## Exercise input
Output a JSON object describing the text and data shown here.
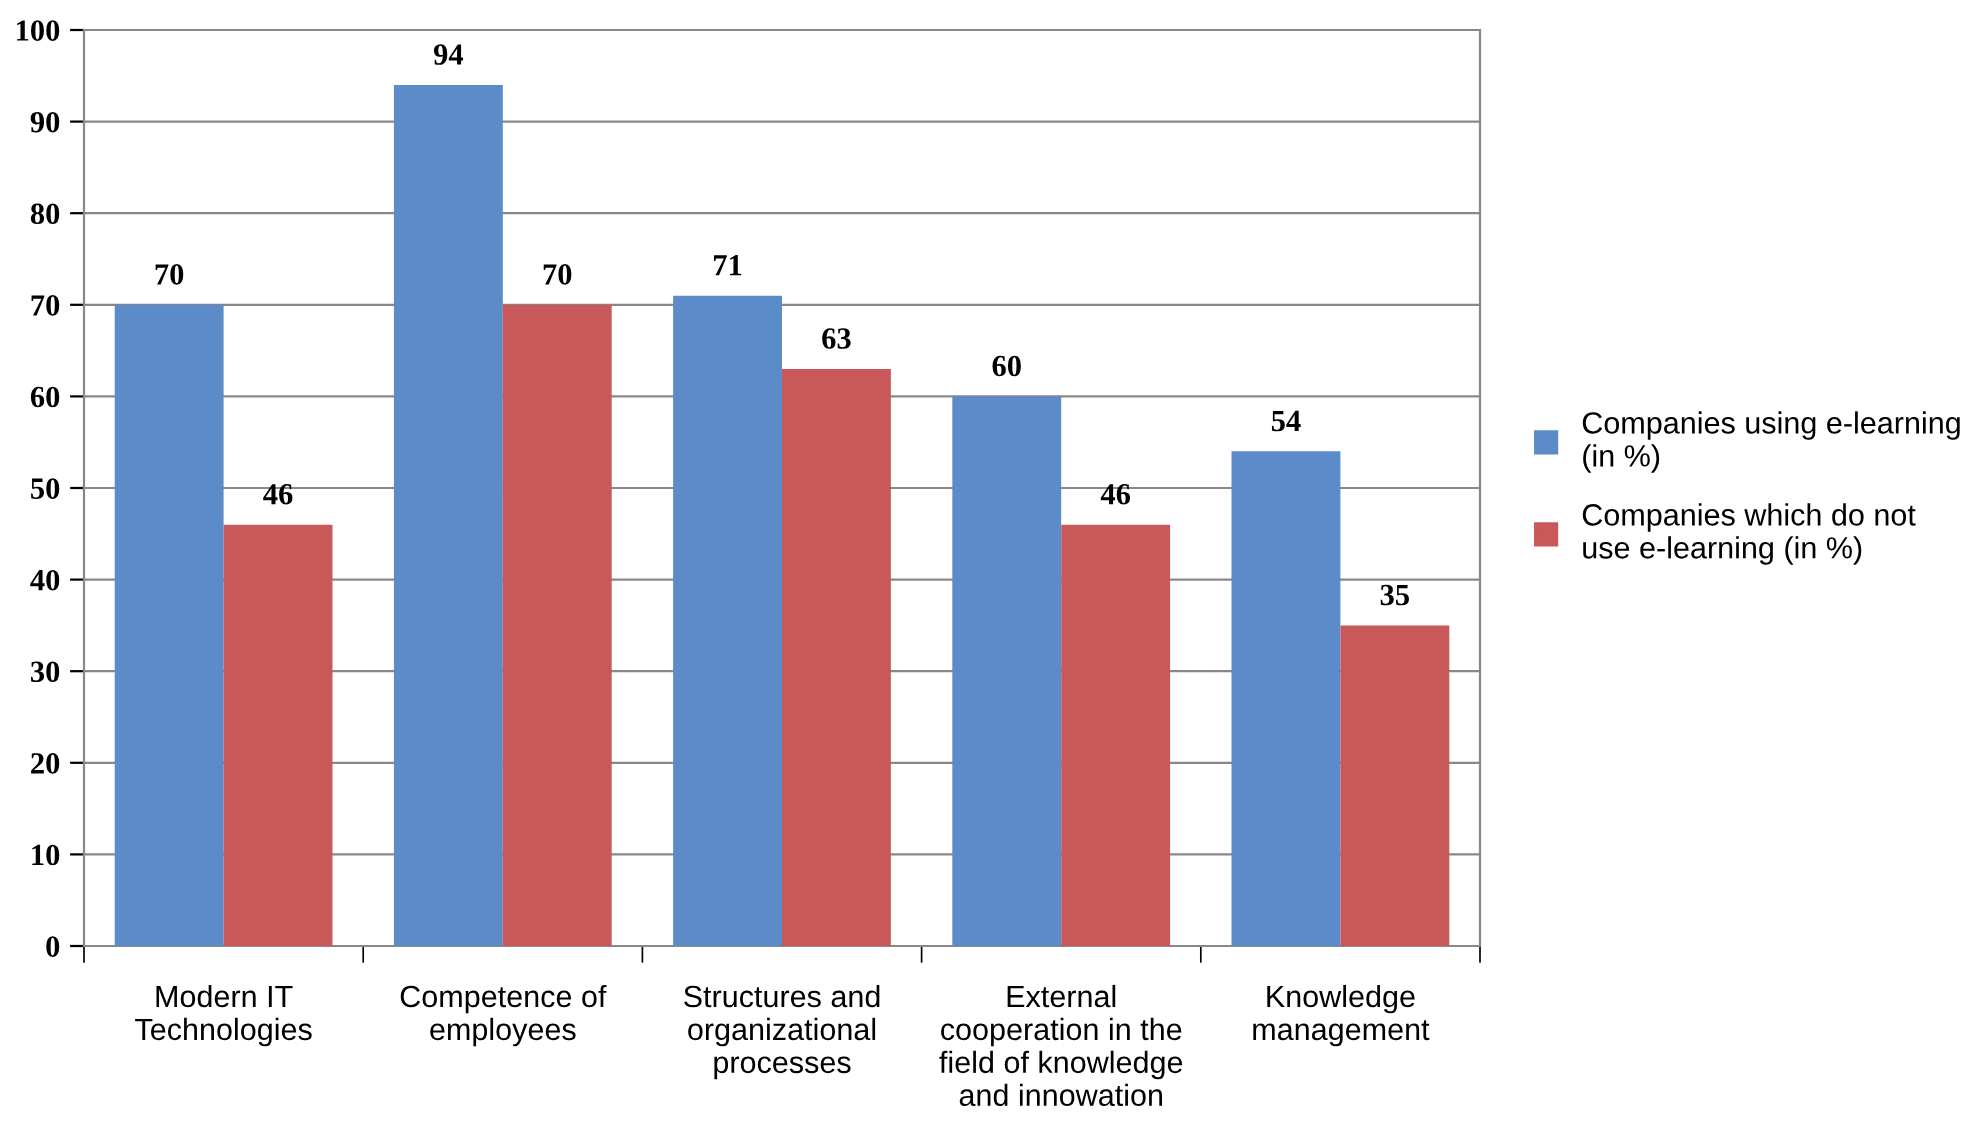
{
  "chart_data": {
    "type": "bar",
    "categories": [
      "Modern IT\nTechnologies",
      "Competence of\nemployees",
      "Structures and\norganizational\nprocesses",
      "External\ncooperation in the\nfield of knowledge\nand innowation",
      "Knowledge\nmanagement"
    ],
    "series": [
      {
        "name": "Companies using e-learning\n(in %)",
        "color": "#5b8bc9",
        "values": [
          70,
          94,
          71,
          60,
          54
        ]
      },
      {
        "name": "Companies which do not\nuse e-learning (in %)",
        "color": "#c9585a",
        "values": [
          46,
          70,
          63,
          46,
          35
        ]
      }
    ],
    "ylim": [
      0,
      100
    ],
    "yticks": [
      0,
      10,
      20,
      30,
      40,
      50,
      60,
      70,
      80,
      90,
      100
    ],
    "grid": "y",
    "legend": "right",
    "data_labels": true
  }
}
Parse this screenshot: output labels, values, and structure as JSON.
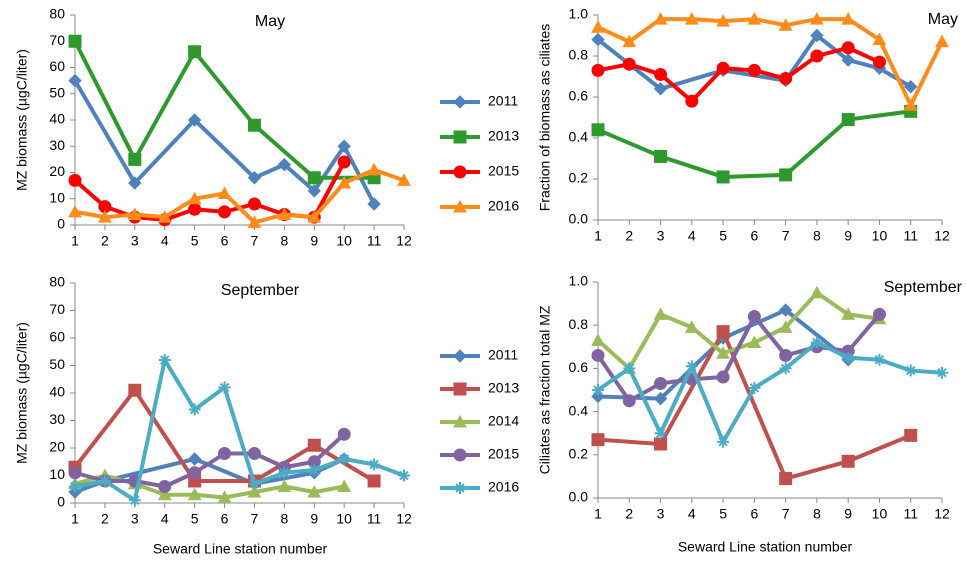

## Direction
Copy the data word for word. Pictures do not go in the copy.

## The response
Output a JSON object describing the text and data shown here.
{
  "chart_data": {
    "type": "bar",
    "categories": [
      "Modern IT\nTechnologies",
      "Competence of\nemployees",
      "Structures and\norganizational\nprocesses",
      "External\ncooperation in the\nfield of knowledge\nand innowation",
      "Knowledge\nmanagement"
    ],
    "series": [
      {
        "name": "Companies using e-learning\n(in %)",
        "color": "#5b8bc9",
        "values": [
          70,
          94,
          71,
          60,
          54
        ]
      },
      {
        "name": "Companies which do not\nuse e-learning (in %)",
        "color": "#c9585a",
        "values": [
          46,
          70,
          63,
          46,
          35
        ]
      }
    ],
    "ylim": [
      0,
      100
    ],
    "yticks": [
      0,
      10,
      20,
      30,
      40,
      50,
      60,
      70,
      80,
      90,
      100
    ],
    "grid": "y",
    "legend": "right",
    "data_labels": true
  }
}
Parse this screenshot: output labels, values, and structure as JSON.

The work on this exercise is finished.